Give every entry again, unchanged, and leave its images out.

━━━━━ Records for the task

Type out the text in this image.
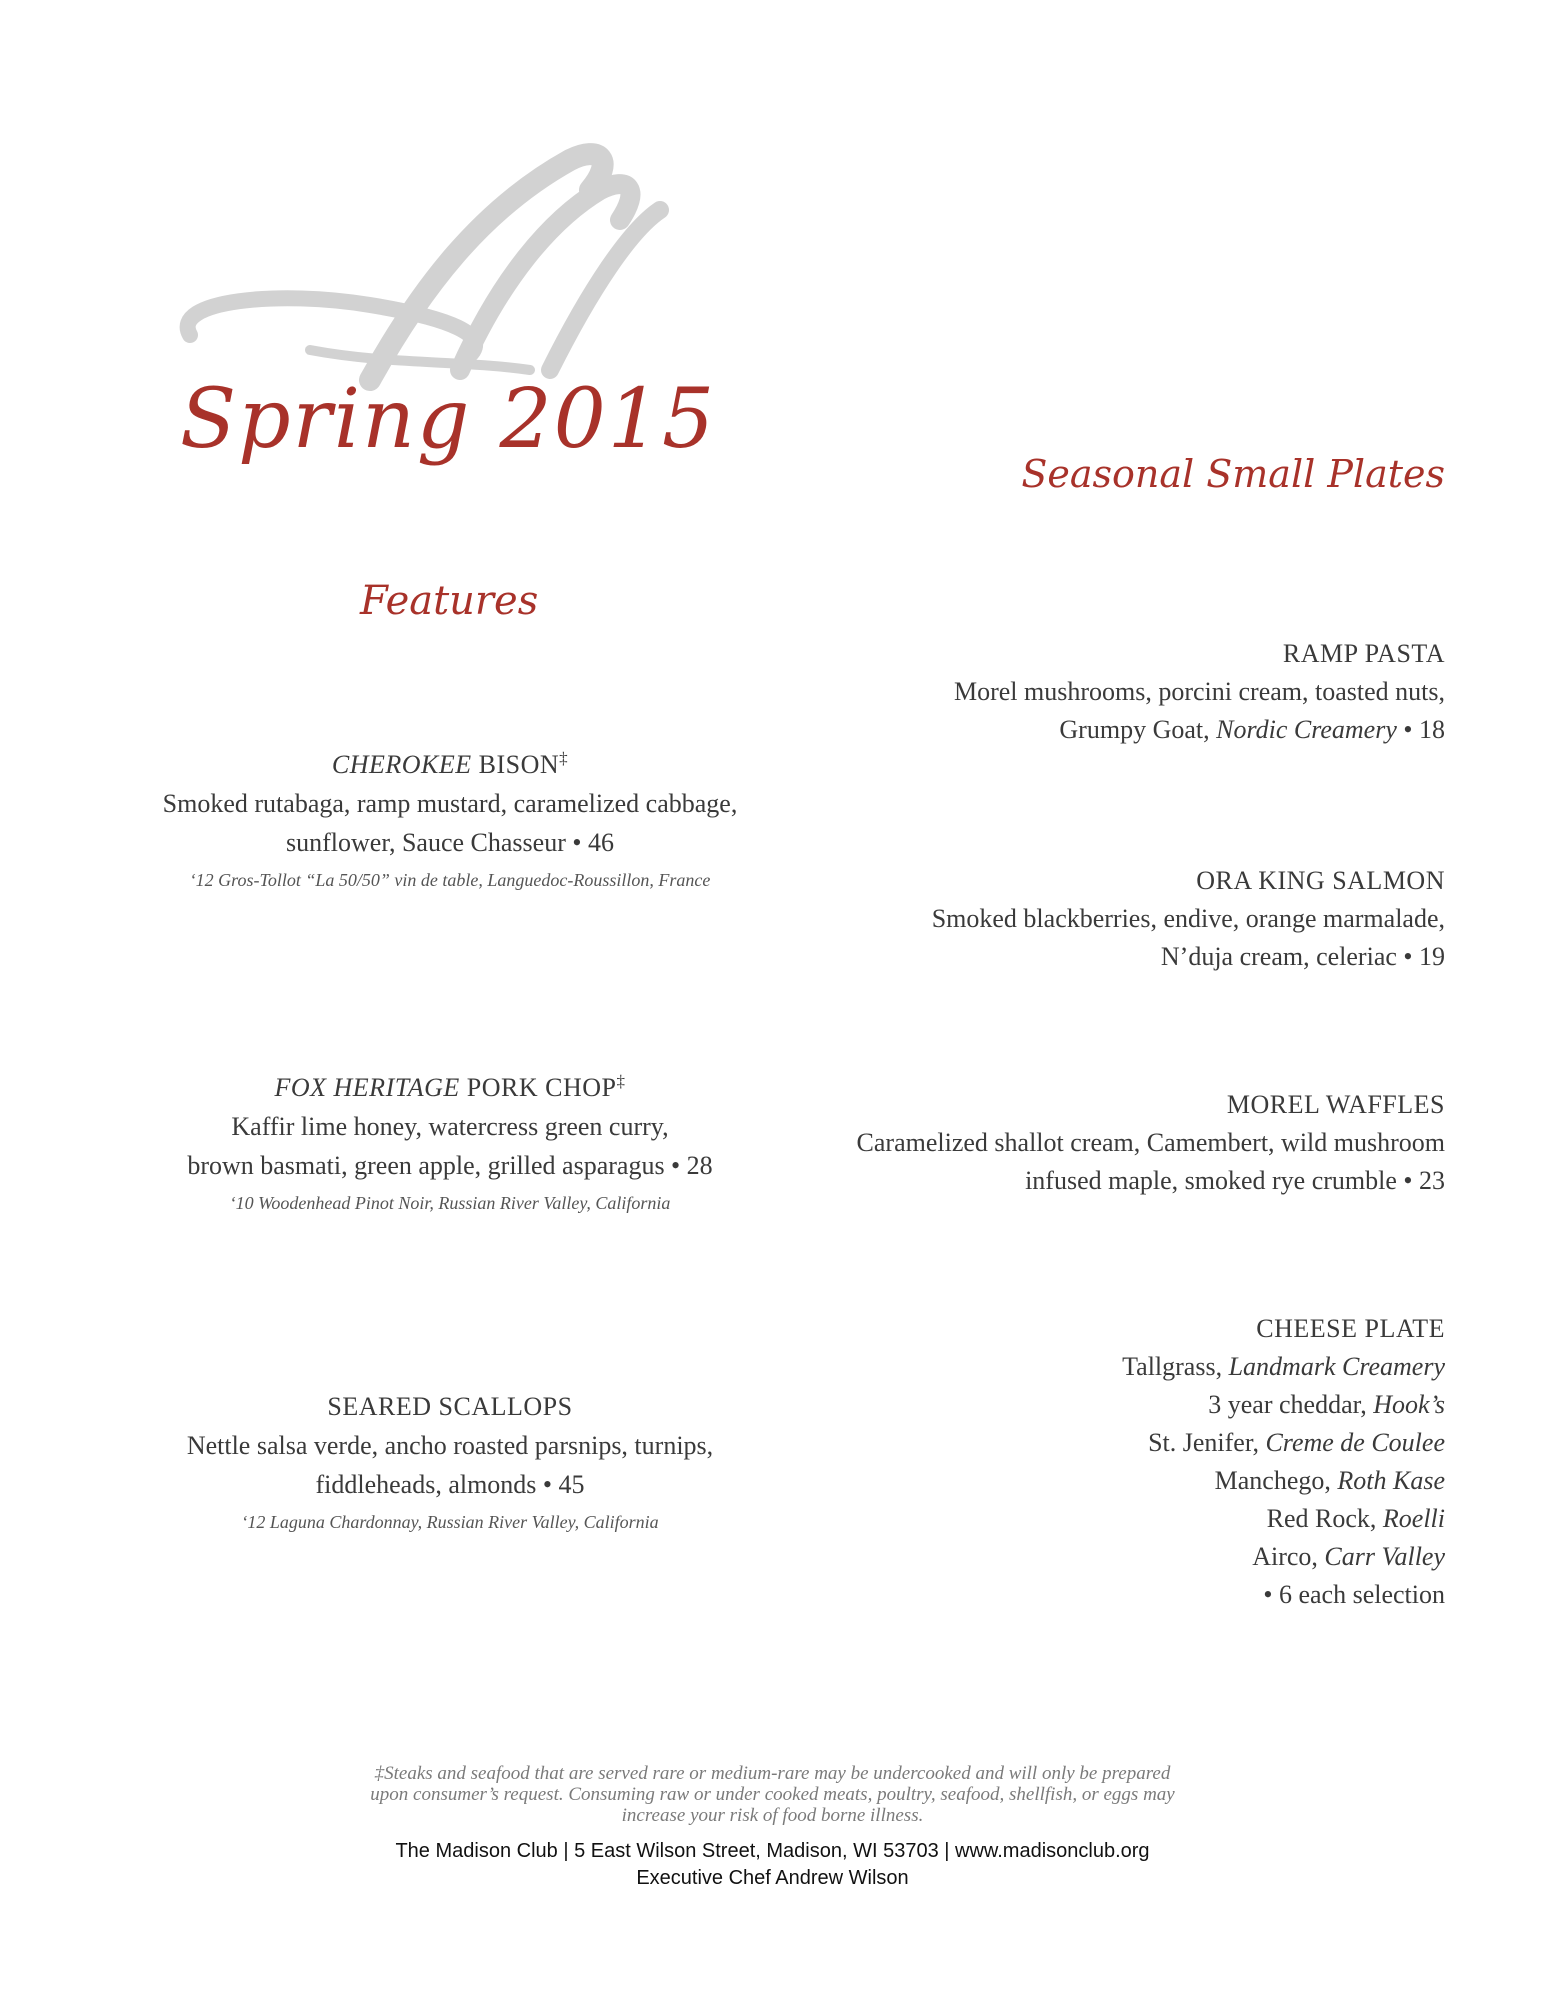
Spring 2015
Seasonal Small Plates
Features
CHEROKEE BISON‡
Smoked rutabaga, ramp mustard, caramelized cabbage,
sunflower, Sauce Chasseur • 46
‘12 Gros-Tollot “La 50/50” vin de table, Languedoc-Roussillon, France
FOX HERITAGE PORK CHOP‡
Kaffir lime honey, watercress green curry,
brown basmati, green apple, grilled asparagus • 28
‘10 Woodenhead Pinot Noir, Russian River Valley, California
SEARED SCALLOPS
Nettle salsa verde, ancho roasted parsnips, turnips,
fiddleheads, almonds • 45
‘12 Laguna Chardonnay, Russian River Valley, California
RAMP PASTA
Morel mushrooms, porcini cream, toasted nuts,
Grumpy Goat, Nordic Creamery • 18
ORA KING SALMON
Smoked blackberries, endive, orange marmalade,
N’duja cream, celeriac • 19
MOREL WAFFLES
Caramelized shallot cream, Camembert, wild mushroom
infused maple, smoked rye crumble • 23
CHEESE PLATE
Tallgrass, Landmark Creamery
3 year cheddar, Hook’s
St. Jenifer, Creme de Coulee
Manchego, Roth Kase
Red Rock, Roelli
Airco, Carr Valley
• 6 each selection
‡Steaks and seafood that are served rare or medium-rare may be undercooked and will only be prepared
upon consumer’s request. Consuming raw or under cooked meats, poultry, seafood, shellfish, or eggs may
increase your risk of food borne illness.
The Madison Club | 5 East Wilson Street, Madison, WI 53703 | www.madisonclub.org
Executive Chef Andrew Wilson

━━━━━━━━━━

Reply to the task »
Type out the text in this image.
Spring 2015
Seasonal Small Plates
Features
CHEROKEE BISON‡
Smoked rutabaga, ramp mustard, caramelized cabbage,
sunflower, Sauce Chasseur • 46
‘12 Gros-Tollot “La 50/50” vin de table, Languedoc-Roussillon, France
FOX HERITAGE PORK CHOP‡
Kaffir lime honey, watercress green curry,
brown basmati, green apple, grilled asparagus • 28
‘10 Woodenhead Pinot Noir, Russian River Valley, California
SEARED SCALLOPS
Nettle salsa verde, ancho roasted parsnips, turnips,
fiddleheads, almonds • 45
‘12 Laguna Chardonnay, Russian River Valley, California
RAMP PASTA
Morel mushrooms, porcini cream, toasted nuts,
Grumpy Goat, Nordic Creamery • 18
ORA KING SALMON
Smoked blackberries, endive, orange marmalade,
N’duja cream, celeriac • 19
MOREL WAFFLES
Caramelized shallot cream, Camembert, wild mushroom
infused maple, smoked rye crumble • 23
CHEESE PLATE
Tallgrass, Landmark Creamery
3 year cheddar, Hook’s
St. Jenifer, Creme de Coulee
Manchego, Roth Kase
Red Rock, Roelli
Airco, Carr Valley
• 6 each selection
‡Steaks and seafood that are served rare or medium-rare may be undercooked and will only be prepared
upon consumer’s request. Consuming raw or under cooked meats, poultry, seafood, shellfish, or eggs may
increase your risk of food borne illness.
The Madison Club | 5 East Wilson Street, Madison, WI 53703 | www.madisonclub.org
Executive Chef Andrew Wilson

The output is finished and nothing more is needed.